Raw records
[START]

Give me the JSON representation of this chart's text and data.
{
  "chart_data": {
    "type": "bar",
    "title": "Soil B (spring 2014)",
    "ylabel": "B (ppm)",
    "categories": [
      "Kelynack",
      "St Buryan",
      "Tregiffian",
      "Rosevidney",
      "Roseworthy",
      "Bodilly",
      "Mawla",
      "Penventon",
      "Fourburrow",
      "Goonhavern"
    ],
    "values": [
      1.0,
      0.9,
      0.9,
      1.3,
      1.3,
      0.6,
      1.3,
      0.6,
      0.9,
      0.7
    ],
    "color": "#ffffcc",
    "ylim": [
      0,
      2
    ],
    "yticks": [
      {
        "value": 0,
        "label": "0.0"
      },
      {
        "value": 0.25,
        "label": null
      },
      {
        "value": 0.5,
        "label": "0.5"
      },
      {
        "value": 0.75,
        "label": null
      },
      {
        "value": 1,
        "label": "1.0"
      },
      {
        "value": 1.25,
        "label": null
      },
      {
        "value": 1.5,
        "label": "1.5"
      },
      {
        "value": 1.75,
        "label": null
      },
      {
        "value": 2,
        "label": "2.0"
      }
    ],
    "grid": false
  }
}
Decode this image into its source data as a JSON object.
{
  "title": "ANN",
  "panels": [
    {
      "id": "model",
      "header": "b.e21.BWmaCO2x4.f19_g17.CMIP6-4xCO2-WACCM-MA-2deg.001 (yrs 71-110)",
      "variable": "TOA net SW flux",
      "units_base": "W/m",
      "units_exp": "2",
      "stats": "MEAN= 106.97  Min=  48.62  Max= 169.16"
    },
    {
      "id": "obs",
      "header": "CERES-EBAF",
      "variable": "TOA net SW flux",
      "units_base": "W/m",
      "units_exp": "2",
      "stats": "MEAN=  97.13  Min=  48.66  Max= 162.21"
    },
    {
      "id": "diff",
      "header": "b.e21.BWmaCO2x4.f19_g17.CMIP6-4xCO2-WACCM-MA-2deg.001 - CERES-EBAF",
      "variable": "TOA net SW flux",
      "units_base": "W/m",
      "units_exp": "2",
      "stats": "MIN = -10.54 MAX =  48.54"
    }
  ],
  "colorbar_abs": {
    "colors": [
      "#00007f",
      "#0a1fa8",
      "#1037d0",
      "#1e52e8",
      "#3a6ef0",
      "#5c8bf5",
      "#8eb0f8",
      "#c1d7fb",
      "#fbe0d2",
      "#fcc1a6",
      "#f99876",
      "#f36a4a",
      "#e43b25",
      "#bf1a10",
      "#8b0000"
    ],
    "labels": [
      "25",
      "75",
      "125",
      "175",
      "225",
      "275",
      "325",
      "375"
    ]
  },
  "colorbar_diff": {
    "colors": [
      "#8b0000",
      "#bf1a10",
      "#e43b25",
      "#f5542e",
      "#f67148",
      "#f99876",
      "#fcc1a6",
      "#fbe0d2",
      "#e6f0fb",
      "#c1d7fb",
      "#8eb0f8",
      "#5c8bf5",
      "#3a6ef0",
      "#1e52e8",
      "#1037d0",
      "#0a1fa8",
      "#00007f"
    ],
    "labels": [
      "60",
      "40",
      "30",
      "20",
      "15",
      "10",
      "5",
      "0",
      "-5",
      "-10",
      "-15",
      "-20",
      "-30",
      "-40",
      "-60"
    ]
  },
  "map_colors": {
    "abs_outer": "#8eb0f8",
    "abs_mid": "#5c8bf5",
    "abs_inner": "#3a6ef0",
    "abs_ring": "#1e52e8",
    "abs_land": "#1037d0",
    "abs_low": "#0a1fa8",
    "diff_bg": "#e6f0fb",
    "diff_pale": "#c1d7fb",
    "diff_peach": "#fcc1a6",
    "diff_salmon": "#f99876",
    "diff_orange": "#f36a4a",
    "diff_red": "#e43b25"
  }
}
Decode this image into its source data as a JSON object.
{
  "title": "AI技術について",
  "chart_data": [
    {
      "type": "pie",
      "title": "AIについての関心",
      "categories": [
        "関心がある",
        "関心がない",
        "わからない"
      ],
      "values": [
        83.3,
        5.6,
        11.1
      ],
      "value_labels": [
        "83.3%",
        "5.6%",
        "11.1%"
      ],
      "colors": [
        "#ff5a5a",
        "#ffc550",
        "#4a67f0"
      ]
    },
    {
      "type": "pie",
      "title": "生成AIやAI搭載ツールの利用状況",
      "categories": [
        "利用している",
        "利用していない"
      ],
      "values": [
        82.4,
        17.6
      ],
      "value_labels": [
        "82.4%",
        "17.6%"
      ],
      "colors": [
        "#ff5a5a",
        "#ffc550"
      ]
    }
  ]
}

[END]

→ Stated goal:
Copy out all of the records above with nothing altered.

→ Result of this task:
Give me the JSON representation of this chart's text and data.
{
  "chart_data": {
    "type": "bar",
    "title": "Soil B (spring 2014)",
    "ylabel": "B (ppm)",
    "categories": [
      "Kelynack",
      "St Buryan",
      "Tregiffian",
      "Rosevidney",
      "Roseworthy",
      "Bodilly",
      "Mawla",
      "Penventon",
      "Fourburrow",
      "Goonhavern"
    ],
    "values": [
      1.0,
      0.9,
      0.9,
      1.3,
      1.3,
      0.6,
      1.3,
      0.6,
      0.9,
      0.7
    ],
    "color": "#ffffcc",
    "ylim": [
      0,
      2
    ],
    "yticks": [
      {
        "value": 0,
        "label": "0.0"
      },
      {
        "value": 0.25,
        "label": null
      },
      {
        "value": 0.5,
        "label": "0.5"
      },
      {
        "value": 0.75,
        "label": null
      },
      {
        "value": 1,
        "label": "1.0"
      },
      {
        "value": 1.25,
        "label": null
      },
      {
        "value": 1.5,
        "label": "1.5"
      },
      {
        "value": 1.75,
        "label": null
      },
      {
        "value": 2,
        "label": "2.0"
      }
    ],
    "grid": false
  }
}
Decode this image into its source data as a JSON object.
{
  "title": "ANN",
  "panels": [
    {
      "id": "model",
      "header": "b.e21.BWmaCO2x4.f19_g17.CMIP6-4xCO2-WACCM-MA-2deg.001 (yrs 71-110)",
      "variable": "TOA net SW flux",
      "units_base": "W/m",
      "units_exp": "2",
      "stats": "MEAN= 106.97  Min=  48.62  Max= 169.16"
    },
    {
      "id": "obs",
      "header": "CERES-EBAF",
      "variable": "TOA net SW flux",
      "units_base": "W/m",
      "units_exp": "2",
      "stats": "MEAN=  97.13  Min=  48.66  Max= 162.21"
    },
    {
      "id": "diff",
      "header": "b.e21.BWmaCO2x4.f19_g17.CMIP6-4xCO2-WACCM-MA-2deg.001 - CERES-EBAF",
      "variable": "TOA net SW flux",
      "units_base": "W/m",
      "units_exp": "2",
      "stats": "MIN = -10.54 MAX =  48.54"
    }
  ],
  "colorbar_abs": {
    "colors": [
      "#00007f",
      "#0a1fa8",
      "#1037d0",
      "#1e52e8",
      "#3a6ef0",
      "#5c8bf5",
      "#8eb0f8",
      "#c1d7fb",
      "#fbe0d2",
      "#fcc1a6",
      "#f99876",
      "#f36a4a",
      "#e43b25",
      "#bf1a10",
      "#8b0000"
    ],
    "labels": [
      "25",
      "75",
      "125",
      "175",
      "225",
      "275",
      "325",
      "375"
    ]
  },
  "colorbar_diff": {
    "colors": [
      "#8b0000",
      "#bf1a10",
      "#e43b25",
      "#f5542e",
      "#f67148",
      "#f99876",
      "#fcc1a6",
      "#fbe0d2",
      "#e6f0fb",
      "#c1d7fb",
      "#8eb0f8",
      "#5c8bf5",
      "#3a6ef0",
      "#1e52e8",
      "#1037d0",
      "#0a1fa8",
      "#00007f"
    ],
    "labels": [
      "60",
      "40",
      "30",
      "20",
      "15",
      "10",
      "5",
      "0",
      "-5",
      "-10",
      "-15",
      "-20",
      "-30",
      "-40",
      "-60"
    ]
  },
  "map_colors": {
    "abs_outer": "#8eb0f8",
    "abs_mid": "#5c8bf5",
    "abs_inner": "#3a6ef0",
    "abs_ring": "#1e52e8",
    "abs_land": "#1037d0",
    "abs_low": "#0a1fa8",
    "diff_bg": "#e6f0fb",
    "diff_pale": "#c1d7fb",
    "diff_peach": "#fcc1a6",
    "diff_salmon": "#f99876",
    "diff_orange": "#f36a4a",
    "diff_red": "#e43b25"
  }
}
Decode this image into its source data as a JSON object.
{
  "title": "AI技術について",
  "chart_data": [
    {
      "type": "pie",
      "title": "AIについての関心",
      "categories": [
        "関心がある",
        "関心がない",
        "わからない"
      ],
      "values": [
        83.3,
        5.6,
        11.1
      ],
      "value_labels": [
        "83.3%",
        "5.6%",
        "11.1%"
      ],
      "colors": [
        "#ff5a5a",
        "#ffc550",
        "#4a67f0"
      ]
    },
    {
      "type": "pie",
      "title": "生成AIやAI搭載ツールの利用状況",
      "categories": [
        "利用している",
        "利用していない"
      ],
      "values": [
        82.4,
        17.6
      ],
      "value_labels": [
        "82.4%",
        "17.6%"
      ],
      "colors": [
        "#ff5a5a",
        "#ffc550"
      ]
    }
  ]
}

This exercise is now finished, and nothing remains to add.